(Dataset rows)
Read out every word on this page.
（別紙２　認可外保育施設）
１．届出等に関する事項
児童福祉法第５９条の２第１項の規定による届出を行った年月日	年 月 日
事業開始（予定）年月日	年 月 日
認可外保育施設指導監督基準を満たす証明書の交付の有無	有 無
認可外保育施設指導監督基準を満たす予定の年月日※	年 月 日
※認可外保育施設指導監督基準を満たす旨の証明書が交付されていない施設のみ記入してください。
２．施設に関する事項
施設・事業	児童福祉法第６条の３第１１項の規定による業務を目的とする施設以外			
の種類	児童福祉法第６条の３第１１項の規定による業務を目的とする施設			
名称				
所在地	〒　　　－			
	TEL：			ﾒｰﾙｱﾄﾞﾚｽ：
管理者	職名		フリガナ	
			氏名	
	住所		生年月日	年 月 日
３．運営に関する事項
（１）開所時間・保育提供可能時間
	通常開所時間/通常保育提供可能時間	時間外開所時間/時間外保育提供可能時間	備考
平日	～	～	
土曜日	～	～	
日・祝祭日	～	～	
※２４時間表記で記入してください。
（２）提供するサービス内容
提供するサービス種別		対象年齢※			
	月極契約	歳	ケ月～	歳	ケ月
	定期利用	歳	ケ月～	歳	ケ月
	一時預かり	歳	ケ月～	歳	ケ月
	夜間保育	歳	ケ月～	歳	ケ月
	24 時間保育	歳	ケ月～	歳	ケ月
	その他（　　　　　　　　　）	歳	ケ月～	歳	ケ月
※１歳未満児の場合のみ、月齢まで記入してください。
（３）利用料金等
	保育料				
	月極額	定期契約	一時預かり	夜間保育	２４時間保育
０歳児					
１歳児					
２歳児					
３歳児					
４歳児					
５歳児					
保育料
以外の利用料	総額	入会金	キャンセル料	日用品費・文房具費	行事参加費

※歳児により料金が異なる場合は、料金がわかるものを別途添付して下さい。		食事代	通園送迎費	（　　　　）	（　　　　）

__WHAT YOU SHOULD DO__
Go through the listing above and list every line that has the word "夜間保育".

__EXERCISE ANSWER__
	夜間保育	歳	ケ月～	歳	ケ月
	月極額	定期契約	一時預かり	夜間保育	２４時間保育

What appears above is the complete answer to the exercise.